● To be done
Identify every line in the records below that contains the word "text", and copy each of those lines.

Stored dataset items
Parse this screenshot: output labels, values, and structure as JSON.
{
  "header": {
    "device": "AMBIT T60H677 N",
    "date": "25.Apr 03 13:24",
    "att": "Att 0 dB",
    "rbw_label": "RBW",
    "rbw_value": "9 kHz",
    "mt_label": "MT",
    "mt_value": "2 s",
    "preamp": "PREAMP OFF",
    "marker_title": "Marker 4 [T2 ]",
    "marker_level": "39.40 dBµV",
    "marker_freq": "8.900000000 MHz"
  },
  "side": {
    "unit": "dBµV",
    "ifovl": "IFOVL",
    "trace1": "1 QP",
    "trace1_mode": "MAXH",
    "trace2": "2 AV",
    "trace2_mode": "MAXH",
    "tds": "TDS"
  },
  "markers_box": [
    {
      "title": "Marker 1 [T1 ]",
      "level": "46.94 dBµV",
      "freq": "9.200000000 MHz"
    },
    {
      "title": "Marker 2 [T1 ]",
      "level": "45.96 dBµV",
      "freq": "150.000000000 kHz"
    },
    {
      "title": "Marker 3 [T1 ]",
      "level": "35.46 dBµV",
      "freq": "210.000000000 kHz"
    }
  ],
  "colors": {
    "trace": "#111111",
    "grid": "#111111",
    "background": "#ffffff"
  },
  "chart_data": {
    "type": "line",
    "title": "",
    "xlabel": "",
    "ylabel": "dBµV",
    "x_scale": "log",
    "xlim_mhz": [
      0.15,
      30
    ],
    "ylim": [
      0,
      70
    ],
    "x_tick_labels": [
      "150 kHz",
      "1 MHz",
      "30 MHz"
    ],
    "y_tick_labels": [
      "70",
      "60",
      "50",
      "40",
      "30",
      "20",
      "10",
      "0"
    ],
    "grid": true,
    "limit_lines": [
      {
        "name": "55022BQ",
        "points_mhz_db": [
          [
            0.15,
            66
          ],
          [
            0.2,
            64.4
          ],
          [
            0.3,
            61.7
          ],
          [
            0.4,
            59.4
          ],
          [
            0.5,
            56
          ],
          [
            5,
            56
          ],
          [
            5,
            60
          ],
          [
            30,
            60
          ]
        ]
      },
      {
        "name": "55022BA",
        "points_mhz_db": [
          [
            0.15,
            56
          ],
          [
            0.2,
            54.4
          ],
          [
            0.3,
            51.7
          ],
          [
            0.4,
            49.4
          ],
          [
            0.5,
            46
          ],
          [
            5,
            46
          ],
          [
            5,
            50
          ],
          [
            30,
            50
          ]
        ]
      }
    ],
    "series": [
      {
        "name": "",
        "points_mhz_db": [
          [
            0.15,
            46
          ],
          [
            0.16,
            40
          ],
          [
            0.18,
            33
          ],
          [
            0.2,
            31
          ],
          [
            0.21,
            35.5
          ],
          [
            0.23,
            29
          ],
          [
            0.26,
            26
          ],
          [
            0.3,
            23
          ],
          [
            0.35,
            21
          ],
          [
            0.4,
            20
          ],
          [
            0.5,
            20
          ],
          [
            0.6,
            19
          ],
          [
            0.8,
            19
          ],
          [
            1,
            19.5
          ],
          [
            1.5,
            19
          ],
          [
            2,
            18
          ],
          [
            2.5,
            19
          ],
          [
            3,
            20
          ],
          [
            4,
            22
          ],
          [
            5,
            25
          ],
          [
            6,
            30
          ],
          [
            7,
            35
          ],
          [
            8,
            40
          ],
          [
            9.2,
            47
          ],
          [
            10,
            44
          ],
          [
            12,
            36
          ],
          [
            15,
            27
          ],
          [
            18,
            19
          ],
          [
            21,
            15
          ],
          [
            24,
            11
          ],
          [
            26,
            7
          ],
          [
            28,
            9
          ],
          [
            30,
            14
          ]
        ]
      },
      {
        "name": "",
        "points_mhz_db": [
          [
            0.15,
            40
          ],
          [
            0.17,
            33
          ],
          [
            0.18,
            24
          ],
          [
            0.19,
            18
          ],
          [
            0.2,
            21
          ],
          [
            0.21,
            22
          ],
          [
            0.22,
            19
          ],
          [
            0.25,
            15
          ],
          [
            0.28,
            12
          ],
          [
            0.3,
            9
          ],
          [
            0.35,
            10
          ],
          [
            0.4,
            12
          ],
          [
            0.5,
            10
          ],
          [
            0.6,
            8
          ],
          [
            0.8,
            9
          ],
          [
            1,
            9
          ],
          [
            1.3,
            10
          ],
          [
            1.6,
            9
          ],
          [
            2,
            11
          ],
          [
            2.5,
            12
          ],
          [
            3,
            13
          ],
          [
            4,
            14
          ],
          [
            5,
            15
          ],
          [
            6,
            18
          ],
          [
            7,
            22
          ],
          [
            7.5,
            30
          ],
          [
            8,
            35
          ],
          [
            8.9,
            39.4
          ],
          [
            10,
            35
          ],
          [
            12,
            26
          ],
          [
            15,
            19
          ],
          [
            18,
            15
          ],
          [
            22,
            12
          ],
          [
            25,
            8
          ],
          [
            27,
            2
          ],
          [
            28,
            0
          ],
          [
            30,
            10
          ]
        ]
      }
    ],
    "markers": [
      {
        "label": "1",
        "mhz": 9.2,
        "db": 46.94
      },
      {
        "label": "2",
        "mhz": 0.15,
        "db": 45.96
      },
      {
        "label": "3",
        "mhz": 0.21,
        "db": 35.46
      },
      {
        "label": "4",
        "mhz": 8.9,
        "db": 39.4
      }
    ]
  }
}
--
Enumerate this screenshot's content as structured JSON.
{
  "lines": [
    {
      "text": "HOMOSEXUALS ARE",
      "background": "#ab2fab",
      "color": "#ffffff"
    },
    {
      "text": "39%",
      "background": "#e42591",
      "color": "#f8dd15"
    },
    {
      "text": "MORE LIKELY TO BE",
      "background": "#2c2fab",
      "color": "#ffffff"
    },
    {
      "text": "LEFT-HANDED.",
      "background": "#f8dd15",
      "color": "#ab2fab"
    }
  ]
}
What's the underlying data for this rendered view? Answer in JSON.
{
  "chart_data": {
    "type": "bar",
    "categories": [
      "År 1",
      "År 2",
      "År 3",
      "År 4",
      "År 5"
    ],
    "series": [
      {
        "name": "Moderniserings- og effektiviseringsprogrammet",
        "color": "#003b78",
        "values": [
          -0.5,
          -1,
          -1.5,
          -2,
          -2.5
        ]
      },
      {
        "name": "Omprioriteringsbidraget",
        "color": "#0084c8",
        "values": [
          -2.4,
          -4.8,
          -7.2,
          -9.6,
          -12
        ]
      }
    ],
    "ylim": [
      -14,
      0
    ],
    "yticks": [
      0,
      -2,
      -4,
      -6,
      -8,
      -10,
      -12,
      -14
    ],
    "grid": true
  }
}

● Output of the exercise
      "text": "HOMOSEXUALS ARE",
      "text": "39%",
      "text": "MORE LIKELY TO BE",
      "text": "LEFT-HANDED.",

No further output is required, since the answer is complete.